DIRECTIVE –
Every line of the data that contains the string "Paso" must be copied.

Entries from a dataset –
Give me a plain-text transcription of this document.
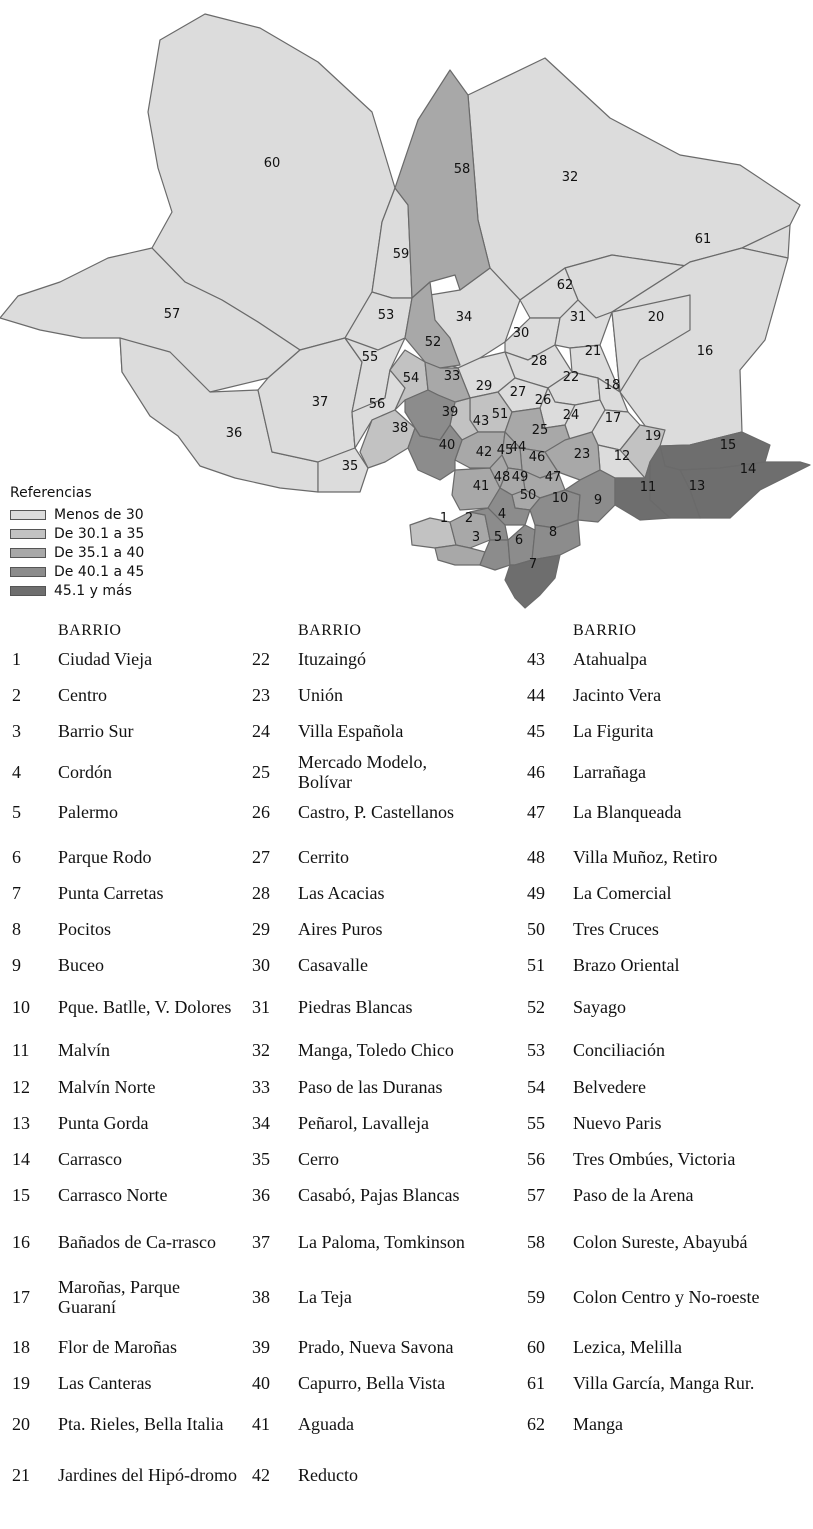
60
57
58
32
59
61
62
53	34	31	20
52
30
55	21	16
54 33
28
22
29	18
37	56
27
26
39	51
43	24 17
38	25
36
40	44
45
42	46
19
15
23 12
14
35
41
48 49 47
50 10
11 13
9
1 2 4
3 5 6
8
7
Referencias
Menos de 30
De 30.1 a 35
De 35.1 a 40
De 40.1 a 45
45.1 y más
BARRIO
1	Ciudad Vieja
2	Centro
3	Barrio Sur
4	Cordón
5	Palermo
6	Parque Rodo
7	Punta Carretas
8	Pocitos
9	Buceo
10	Pque. Batlle, V. Dolores
11	Malvín
12	Malvín Norte
13	Punta Gorda
14	Carrasco
15	Carrasco Norte
16	Bañados de Ca-rrasco
17	Maroñas, Parque Guaraní
18	Flor de Maroñas
19	Las Canteras
20	Pta. Rieles, Bella Italia
21	Jardines del Hipó-dromo
BARRIO
22	Ituzaingó
23	Unión
24	Villa Española
25	Mercado Modelo, Bolívar
26	Castro, P. Castellanos
27	Cerrito
28	Las Acacias
29	Aires Puros
30	Casavalle
31	Piedras Blancas
32	Manga, Toledo Chico
33	Paso de las Duranas
34	Peñarol, Lavalleja
35	Cerro
36	Casabó, Pajas Blancas
37	La Paloma, Tomkinson
38	La Teja
39	Prado, Nueva Savona
40	Capurro, Bella Vista
41	Aguada
42	Reducto
BARRIO
43	Atahualpa
44	Jacinto Vera
45	La Figurita
46	Larrañaga
47	La Blanqueada
48	Villa Muñoz, Retiro
49	La Comercial
50	Tres Cruces
51	Brazo Oriental
52	Sayago
53	Conciliación
54	Belvedere
55	Nuevo Paris
56	Tres Ombúes, Victoria
57	Paso de la Arena
58	Colon Sureste, Abayubá
59	Colon Centro y No-roeste
60	Lezica, Melilla
61	Villa García, Manga Rur.
62	Manga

TASK ANSWER –
33	Paso de las Duranas
57	Paso de la Arena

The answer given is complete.